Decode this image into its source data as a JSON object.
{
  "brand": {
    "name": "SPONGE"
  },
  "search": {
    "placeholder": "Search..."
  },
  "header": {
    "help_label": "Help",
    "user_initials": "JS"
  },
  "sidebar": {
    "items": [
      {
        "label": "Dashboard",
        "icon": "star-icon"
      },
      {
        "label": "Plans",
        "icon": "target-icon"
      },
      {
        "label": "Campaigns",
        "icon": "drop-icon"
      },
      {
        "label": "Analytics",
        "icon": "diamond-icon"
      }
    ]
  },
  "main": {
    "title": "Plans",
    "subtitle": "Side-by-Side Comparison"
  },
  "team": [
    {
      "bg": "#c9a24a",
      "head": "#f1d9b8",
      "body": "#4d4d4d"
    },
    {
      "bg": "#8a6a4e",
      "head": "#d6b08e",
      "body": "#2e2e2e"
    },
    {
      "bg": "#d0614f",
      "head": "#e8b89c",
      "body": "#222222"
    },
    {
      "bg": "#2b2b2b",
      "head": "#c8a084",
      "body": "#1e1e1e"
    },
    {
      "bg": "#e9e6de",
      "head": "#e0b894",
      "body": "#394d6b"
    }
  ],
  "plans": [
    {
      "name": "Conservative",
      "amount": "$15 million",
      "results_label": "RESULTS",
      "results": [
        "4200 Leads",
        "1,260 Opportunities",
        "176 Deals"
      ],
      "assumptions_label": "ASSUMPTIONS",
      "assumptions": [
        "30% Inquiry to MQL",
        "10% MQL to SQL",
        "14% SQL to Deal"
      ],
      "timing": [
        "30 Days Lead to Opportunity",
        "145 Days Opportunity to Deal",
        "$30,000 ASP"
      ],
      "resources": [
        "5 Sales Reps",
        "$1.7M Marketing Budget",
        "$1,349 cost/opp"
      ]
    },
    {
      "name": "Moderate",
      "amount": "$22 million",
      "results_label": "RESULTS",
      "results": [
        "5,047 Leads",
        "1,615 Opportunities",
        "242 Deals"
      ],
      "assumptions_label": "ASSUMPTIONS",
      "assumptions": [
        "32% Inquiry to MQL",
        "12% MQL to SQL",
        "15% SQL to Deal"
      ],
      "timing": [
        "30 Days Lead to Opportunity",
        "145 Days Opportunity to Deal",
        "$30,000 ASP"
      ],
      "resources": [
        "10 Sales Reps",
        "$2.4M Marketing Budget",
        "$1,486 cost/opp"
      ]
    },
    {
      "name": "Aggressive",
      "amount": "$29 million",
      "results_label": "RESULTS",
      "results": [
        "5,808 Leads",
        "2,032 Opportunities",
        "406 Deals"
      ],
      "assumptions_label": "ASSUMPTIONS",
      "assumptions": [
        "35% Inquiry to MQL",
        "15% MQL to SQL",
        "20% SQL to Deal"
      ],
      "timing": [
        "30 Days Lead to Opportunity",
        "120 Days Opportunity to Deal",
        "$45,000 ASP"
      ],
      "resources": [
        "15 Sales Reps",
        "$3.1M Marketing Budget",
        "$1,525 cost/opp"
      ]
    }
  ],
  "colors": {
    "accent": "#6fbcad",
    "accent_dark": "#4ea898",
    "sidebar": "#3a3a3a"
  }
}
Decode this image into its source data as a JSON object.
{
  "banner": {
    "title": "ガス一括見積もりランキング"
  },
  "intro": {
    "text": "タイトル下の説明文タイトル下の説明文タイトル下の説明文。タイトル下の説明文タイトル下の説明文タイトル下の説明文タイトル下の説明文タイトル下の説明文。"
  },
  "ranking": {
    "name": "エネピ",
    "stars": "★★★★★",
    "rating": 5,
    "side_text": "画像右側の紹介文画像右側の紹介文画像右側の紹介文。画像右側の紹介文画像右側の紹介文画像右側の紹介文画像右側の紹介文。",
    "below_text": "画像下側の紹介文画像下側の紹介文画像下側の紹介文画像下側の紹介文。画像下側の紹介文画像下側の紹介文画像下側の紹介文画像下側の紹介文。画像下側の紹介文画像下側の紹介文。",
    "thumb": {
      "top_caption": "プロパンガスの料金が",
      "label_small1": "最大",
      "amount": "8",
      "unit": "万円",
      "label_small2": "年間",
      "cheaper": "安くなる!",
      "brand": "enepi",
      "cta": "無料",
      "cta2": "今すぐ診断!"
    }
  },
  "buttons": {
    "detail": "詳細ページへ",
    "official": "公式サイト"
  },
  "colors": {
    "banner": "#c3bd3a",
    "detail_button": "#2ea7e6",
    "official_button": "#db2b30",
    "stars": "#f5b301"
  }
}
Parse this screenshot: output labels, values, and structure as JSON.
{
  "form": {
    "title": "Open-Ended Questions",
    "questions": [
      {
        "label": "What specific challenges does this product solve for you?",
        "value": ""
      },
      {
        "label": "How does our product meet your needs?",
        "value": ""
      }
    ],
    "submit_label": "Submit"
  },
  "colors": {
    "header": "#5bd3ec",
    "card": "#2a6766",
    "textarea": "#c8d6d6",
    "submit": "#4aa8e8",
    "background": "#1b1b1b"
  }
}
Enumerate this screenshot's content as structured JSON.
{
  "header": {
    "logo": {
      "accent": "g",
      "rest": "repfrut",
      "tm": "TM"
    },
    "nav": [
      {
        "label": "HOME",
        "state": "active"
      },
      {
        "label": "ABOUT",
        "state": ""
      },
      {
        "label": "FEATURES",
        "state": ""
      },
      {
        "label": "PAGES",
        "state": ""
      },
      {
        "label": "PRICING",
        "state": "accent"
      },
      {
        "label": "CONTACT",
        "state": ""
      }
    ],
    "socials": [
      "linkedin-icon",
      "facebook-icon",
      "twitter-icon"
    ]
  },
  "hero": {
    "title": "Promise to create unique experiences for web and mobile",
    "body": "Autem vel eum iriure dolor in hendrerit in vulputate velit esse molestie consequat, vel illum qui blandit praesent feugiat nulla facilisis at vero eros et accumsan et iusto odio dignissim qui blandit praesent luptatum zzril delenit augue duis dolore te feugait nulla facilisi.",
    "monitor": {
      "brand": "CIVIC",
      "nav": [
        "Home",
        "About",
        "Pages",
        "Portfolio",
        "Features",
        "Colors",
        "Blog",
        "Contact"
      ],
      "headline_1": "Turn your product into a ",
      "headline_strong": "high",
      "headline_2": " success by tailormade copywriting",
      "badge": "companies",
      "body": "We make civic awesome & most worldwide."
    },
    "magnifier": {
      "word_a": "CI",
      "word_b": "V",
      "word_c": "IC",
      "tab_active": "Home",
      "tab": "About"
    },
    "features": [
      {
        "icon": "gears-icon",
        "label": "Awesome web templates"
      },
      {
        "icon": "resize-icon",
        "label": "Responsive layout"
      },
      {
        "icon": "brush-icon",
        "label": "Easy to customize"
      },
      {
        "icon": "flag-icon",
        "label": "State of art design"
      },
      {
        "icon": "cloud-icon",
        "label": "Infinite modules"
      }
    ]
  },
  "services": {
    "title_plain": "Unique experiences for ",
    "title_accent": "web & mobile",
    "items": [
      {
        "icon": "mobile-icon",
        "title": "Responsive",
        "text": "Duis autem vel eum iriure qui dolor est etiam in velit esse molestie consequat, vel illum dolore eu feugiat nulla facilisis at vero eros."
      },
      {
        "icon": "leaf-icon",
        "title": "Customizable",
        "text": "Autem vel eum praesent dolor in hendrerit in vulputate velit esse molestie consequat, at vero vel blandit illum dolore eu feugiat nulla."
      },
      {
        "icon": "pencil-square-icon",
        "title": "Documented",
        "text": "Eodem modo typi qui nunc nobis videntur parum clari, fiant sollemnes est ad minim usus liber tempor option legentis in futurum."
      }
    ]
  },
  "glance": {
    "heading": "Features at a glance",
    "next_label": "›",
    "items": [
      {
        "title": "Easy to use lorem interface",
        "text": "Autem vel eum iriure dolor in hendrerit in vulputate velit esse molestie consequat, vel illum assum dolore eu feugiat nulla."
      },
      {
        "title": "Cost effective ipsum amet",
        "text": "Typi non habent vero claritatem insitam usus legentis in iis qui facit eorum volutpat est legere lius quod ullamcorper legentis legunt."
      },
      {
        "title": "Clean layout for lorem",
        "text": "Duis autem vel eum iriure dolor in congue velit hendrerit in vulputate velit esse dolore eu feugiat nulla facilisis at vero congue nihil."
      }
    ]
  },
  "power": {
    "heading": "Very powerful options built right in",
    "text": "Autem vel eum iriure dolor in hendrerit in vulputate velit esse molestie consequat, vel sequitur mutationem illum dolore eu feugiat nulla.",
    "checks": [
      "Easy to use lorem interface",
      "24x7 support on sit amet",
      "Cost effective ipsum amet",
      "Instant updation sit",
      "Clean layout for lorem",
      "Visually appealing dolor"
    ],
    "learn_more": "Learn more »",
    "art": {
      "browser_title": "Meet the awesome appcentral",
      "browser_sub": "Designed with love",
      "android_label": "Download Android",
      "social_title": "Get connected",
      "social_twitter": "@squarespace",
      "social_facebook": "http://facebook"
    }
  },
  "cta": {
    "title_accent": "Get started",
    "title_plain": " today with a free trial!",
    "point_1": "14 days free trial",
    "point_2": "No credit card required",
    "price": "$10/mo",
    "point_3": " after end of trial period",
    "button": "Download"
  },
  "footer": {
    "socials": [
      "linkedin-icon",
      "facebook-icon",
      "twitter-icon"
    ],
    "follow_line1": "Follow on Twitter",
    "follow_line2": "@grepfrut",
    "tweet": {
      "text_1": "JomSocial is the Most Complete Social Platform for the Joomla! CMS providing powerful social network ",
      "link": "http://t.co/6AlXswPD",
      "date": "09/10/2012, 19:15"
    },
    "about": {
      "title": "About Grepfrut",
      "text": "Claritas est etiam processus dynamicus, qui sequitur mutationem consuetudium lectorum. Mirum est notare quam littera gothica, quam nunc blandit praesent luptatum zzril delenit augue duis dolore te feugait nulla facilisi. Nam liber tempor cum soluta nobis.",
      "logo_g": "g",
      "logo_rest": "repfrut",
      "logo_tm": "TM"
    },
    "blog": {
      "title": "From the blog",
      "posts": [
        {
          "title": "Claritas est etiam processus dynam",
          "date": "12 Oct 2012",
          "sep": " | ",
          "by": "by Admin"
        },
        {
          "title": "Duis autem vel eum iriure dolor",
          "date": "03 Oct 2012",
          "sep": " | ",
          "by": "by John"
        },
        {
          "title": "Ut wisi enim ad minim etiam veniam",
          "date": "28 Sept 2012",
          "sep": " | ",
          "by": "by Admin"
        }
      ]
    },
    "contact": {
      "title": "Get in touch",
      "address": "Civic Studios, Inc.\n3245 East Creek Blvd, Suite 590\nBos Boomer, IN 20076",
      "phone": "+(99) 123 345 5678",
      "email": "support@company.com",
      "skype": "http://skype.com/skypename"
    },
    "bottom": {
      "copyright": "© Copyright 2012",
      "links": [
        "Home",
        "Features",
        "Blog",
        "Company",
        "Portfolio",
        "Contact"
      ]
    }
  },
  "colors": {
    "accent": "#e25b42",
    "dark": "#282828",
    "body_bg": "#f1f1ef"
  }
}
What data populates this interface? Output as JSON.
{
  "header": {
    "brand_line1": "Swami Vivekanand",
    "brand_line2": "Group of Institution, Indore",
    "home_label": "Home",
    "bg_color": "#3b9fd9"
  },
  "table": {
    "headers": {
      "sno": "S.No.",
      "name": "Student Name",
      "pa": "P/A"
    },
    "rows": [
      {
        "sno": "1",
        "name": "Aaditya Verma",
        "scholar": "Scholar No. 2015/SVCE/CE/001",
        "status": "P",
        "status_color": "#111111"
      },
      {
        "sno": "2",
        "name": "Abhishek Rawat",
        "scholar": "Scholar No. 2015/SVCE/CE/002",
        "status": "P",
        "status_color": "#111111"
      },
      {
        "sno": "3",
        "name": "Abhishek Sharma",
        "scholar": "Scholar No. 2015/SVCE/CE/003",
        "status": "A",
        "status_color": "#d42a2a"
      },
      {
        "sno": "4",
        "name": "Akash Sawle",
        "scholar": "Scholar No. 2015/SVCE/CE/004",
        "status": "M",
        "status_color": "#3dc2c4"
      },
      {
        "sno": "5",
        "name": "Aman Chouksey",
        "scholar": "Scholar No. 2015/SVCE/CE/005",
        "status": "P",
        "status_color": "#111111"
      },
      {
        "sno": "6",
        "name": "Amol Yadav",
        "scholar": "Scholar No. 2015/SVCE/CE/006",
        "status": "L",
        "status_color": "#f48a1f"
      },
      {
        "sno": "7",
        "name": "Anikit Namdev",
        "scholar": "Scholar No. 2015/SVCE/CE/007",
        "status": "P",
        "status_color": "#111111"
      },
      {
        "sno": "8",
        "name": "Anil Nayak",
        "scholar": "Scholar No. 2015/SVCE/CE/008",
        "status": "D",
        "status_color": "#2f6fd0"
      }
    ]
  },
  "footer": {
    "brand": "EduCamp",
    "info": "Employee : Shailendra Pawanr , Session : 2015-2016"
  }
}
══════════
Direction
Determine how many of the lines above hold the word "minim", and output that number by itself.

Exercise answer
2